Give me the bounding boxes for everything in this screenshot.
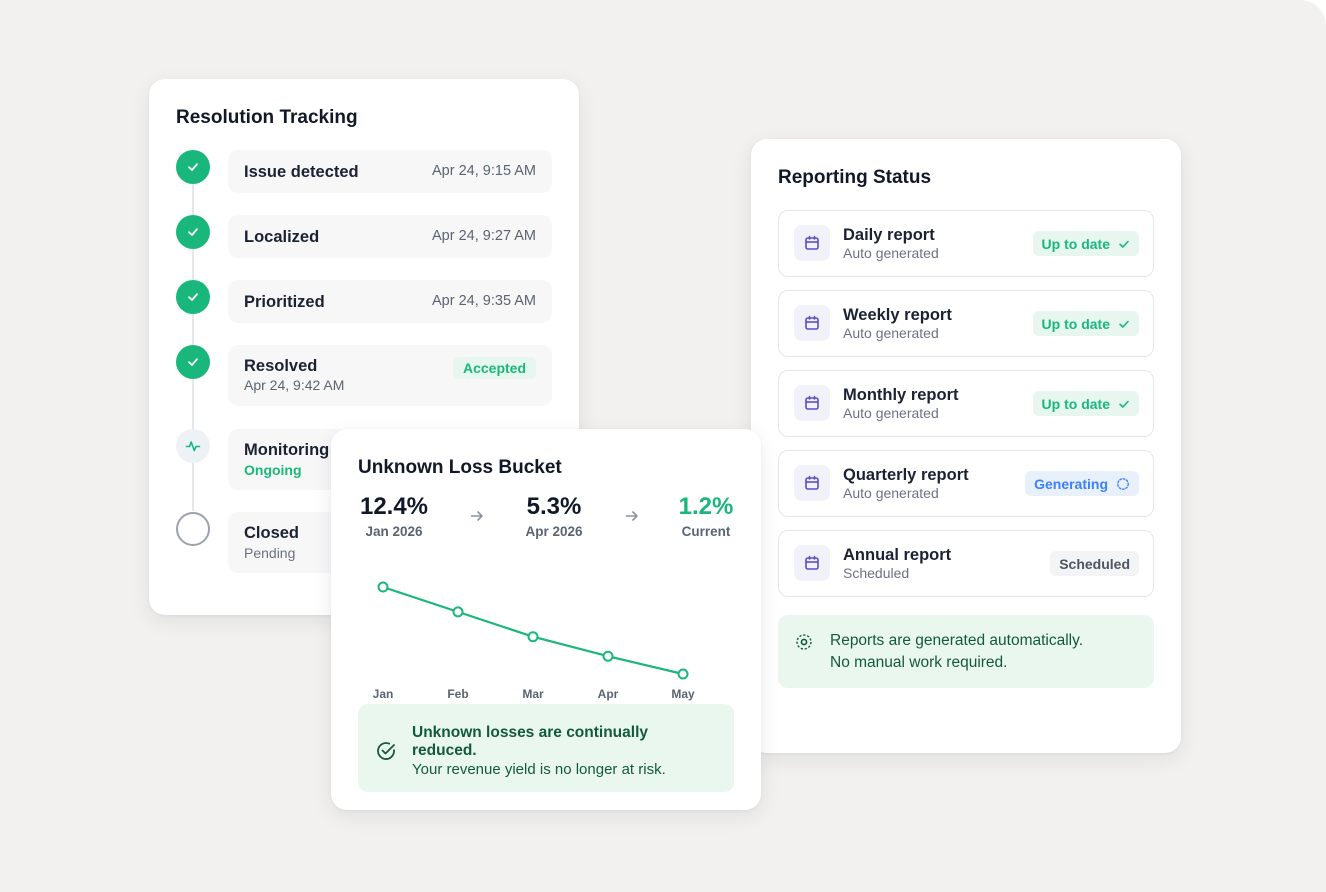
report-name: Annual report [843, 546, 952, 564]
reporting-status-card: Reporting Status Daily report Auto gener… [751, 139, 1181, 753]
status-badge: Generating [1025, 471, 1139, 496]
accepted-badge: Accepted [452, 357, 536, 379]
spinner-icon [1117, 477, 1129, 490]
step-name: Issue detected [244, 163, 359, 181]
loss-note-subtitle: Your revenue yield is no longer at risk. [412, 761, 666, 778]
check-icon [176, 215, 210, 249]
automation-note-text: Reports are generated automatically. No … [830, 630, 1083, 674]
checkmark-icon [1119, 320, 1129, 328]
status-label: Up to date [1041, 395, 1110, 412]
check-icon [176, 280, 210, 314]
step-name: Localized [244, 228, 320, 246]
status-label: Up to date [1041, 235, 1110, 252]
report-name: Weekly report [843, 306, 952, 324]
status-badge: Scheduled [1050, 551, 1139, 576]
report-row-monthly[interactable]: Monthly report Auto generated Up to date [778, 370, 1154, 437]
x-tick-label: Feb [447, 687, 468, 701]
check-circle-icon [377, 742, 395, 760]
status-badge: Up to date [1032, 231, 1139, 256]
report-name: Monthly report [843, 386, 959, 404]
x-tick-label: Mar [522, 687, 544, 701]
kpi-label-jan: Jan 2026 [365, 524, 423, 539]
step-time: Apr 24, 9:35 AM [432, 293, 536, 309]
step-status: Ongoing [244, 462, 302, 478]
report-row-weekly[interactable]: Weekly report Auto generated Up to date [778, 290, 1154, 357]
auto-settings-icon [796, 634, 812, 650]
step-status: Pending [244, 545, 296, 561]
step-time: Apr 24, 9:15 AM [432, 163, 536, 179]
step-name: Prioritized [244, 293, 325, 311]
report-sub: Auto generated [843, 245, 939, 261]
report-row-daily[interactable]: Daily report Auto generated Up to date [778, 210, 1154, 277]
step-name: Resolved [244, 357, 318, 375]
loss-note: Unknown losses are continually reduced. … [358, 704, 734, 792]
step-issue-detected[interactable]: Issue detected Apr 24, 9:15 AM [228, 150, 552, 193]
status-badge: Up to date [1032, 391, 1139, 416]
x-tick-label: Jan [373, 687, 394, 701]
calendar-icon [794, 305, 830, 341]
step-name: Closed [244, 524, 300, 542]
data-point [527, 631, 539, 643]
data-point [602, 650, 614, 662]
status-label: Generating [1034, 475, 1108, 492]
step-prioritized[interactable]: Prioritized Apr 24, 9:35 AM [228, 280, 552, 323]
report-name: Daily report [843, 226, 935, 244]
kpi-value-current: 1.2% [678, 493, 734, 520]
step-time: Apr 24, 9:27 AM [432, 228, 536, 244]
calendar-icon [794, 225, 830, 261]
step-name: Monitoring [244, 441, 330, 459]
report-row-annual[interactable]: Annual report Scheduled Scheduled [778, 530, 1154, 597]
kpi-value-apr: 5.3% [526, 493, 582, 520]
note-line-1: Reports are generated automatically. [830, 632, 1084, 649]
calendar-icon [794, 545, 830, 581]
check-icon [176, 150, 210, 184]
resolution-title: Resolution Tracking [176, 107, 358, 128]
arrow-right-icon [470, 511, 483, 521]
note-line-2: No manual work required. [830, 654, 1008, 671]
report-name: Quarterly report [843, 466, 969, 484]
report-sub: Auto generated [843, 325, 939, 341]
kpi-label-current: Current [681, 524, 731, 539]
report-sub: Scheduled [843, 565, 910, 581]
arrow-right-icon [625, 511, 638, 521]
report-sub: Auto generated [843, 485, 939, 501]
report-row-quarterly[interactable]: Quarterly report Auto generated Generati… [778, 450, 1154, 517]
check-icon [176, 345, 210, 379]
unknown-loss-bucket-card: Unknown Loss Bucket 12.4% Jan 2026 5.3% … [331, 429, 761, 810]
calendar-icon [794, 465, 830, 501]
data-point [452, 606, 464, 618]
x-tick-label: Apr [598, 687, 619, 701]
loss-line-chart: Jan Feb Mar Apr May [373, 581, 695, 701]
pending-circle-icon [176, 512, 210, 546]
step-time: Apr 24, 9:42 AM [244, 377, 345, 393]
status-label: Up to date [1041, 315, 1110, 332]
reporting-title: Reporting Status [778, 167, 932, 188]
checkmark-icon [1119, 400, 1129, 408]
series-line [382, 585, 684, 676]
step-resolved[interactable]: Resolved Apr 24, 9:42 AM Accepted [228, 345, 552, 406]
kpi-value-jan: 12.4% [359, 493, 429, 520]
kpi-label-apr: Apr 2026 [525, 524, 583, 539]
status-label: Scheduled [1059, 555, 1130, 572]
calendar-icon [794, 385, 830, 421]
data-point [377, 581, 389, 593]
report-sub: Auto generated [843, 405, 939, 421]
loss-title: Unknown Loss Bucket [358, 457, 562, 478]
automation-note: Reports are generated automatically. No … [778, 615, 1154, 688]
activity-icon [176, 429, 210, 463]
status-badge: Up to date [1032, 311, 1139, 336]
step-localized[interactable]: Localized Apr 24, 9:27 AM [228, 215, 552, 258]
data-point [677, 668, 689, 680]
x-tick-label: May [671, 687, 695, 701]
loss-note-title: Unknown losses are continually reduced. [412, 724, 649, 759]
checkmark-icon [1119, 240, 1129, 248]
+ + + +
*Exercise prompt:* Rewrite all the entries above with every "Up to date" changed to "Current" and nothing else altered. Leave out the pictures.

*Answer in full:*
Give me the bounding boxes for everything in this screenshot.
report-name: Annual report [843, 546, 952, 564]
reporting-status-card: Reporting Status Daily report Auto gener… [751, 139, 1181, 753]
status-badge: Generating [1025, 471, 1139, 496]
accepted-badge: Accepted [452, 357, 536, 379]
spinner-icon [1117, 477, 1129, 490]
step-name: Issue detected [244, 163, 359, 181]
loss-note-subtitle: Your revenue yield is no longer at risk. [412, 761, 666, 778]
check-icon [176, 215, 210, 249]
automation-note-text: Reports are generated automatically. No … [830, 630, 1083, 674]
checkmark-icon [1119, 320, 1129, 328]
status-label: Current [1041, 395, 1110, 412]
check-icon [176, 280, 210, 314]
step-name: Localized [244, 228, 320, 246]
status-label: Current [1041, 235, 1110, 252]
report-name: Weekly report [843, 306, 952, 324]
status-badge: Scheduled [1050, 551, 1139, 576]
report-row-monthly[interactable]: Monthly report Auto generated Current [778, 370, 1154, 437]
x-tick-label: Feb [447, 687, 468, 701]
check-circle-icon [377, 742, 395, 760]
status-badge: Current [1032, 231, 1139, 256]
report-name: Monthly report [843, 386, 959, 404]
x-tick-label: Mar [522, 687, 544, 701]
kpi-label-jan: Jan 2026 [365, 524, 423, 539]
step-time: Apr 24, 9:35 AM [432, 293, 536, 309]
step-status: Ongoing [244, 462, 302, 478]
report-row-weekly[interactable]: Weekly report Auto generated Current [778, 290, 1154, 357]
auto-settings-icon [796, 634, 812, 650]
step-status: Pending [244, 545, 296, 561]
step-time: Apr 24, 9:15 AM [432, 163, 536, 179]
step-name: Prioritized [244, 293, 325, 311]
report-sub: Auto generated [843, 245, 939, 261]
report-row-daily[interactable]: Daily report Auto generated Current [778, 210, 1154, 277]
step-name: Resolved [244, 357, 318, 375]
loss-note: Unknown losses are continually reduced. … [358, 704, 734, 792]
step-issue-detected[interactable]: Issue detected Apr 24, 9:15 AM [228, 150, 552, 193]
status-badge: Current [1032, 391, 1139, 416]
x-tick-label: Jan [373, 687, 394, 701]
calendar-icon [794, 305, 830, 341]
step-name: Closed [244, 524, 300, 542]
data-point [527, 631, 539, 643]
data-point [602, 650, 614, 662]
status-label: Generating [1034, 475, 1108, 492]
step-prioritized[interactable]: Prioritized Apr 24, 9:35 AM [228, 280, 552, 323]
report-name: Daily report [843, 226, 935, 244]
kpi-value-current: 1.2% [678, 493, 734, 520]
step-time: Apr 24, 9:27 AM [432, 228, 536, 244]
calendar-icon [794, 225, 830, 261]
step-name: Monitoring [244, 441, 330, 459]
report-row-annual[interactable]: Annual report Scheduled Scheduled [778, 530, 1154, 597]
kpi-value-apr: 5.3% [526, 493, 582, 520]
note-line-1: Reports are generated automatically. [830, 632, 1084, 649]
calendar-icon [794, 545, 830, 581]
check-icon [176, 150, 210, 184]
resolution-title: Resolution Tracking [176, 107, 358, 128]
arrow-right-icon [470, 511, 483, 521]
note-line-2: No manual work required. [830, 654, 1008, 671]
report-name: Quarterly report [843, 466, 969, 484]
report-sub: Auto generated [843, 325, 939, 341]
kpi-label-current: Current [681, 524, 731, 539]
report-sub: Scheduled [843, 565, 910, 581]
arrow-right-icon [625, 511, 638, 521]
report-sub: Auto generated [843, 485, 939, 501]
report-row-quarterly[interactable]: Quarterly report Auto generated Generati… [778, 450, 1154, 517]
check-icon [176, 345, 210, 379]
unknown-loss-bucket-card: Unknown Loss Bucket 12.4% Jan 2026 5.3% … [331, 429, 761, 810]
calendar-icon [794, 465, 830, 501]
data-point [452, 606, 464, 618]
x-tick-label: Apr [598, 687, 619, 701]
loss-line-chart: Jan Feb Mar Apr May [373, 581, 695, 701]
pending-circle-icon [176, 512, 210, 546]
step-time: Apr 24, 9:42 AM [244, 377, 345, 393]
status-label: Current [1041, 315, 1110, 332]
reporting-title: Reporting Status [778, 167, 932, 188]
checkmark-icon [1119, 400, 1129, 408]
series-line [382, 585, 684, 676]
step-resolved[interactable]: Resolved Apr 24, 9:42 AM Accepted [228, 345, 552, 406]
kpi-value-jan: 12.4% [359, 493, 429, 520]
kpi-label-apr: Apr 2026 [525, 524, 583, 539]
status-label: Scheduled [1059, 555, 1130, 572]
calendar-icon [794, 385, 830, 421]
data-point [377, 581, 389, 593]
report-sub: Auto generated [843, 405, 939, 421]
loss-title: Unknown Loss Bucket [358, 457, 562, 478]
automation-note: Reports are generated automatically. No … [778, 615, 1154, 688]
activity-icon [176, 429, 210, 463]
status-badge: Current [1032, 311, 1139, 336]
step-localized[interactable]: Localized Apr 24, 9:27 AM [228, 215, 552, 258]
data-point [677, 668, 689, 680]
x-tick-label: May [671, 687, 695, 701]
loss-note-title: Unknown losses are continually reduced. [412, 724, 649, 759]
checkmark-icon [1119, 240, 1129, 248]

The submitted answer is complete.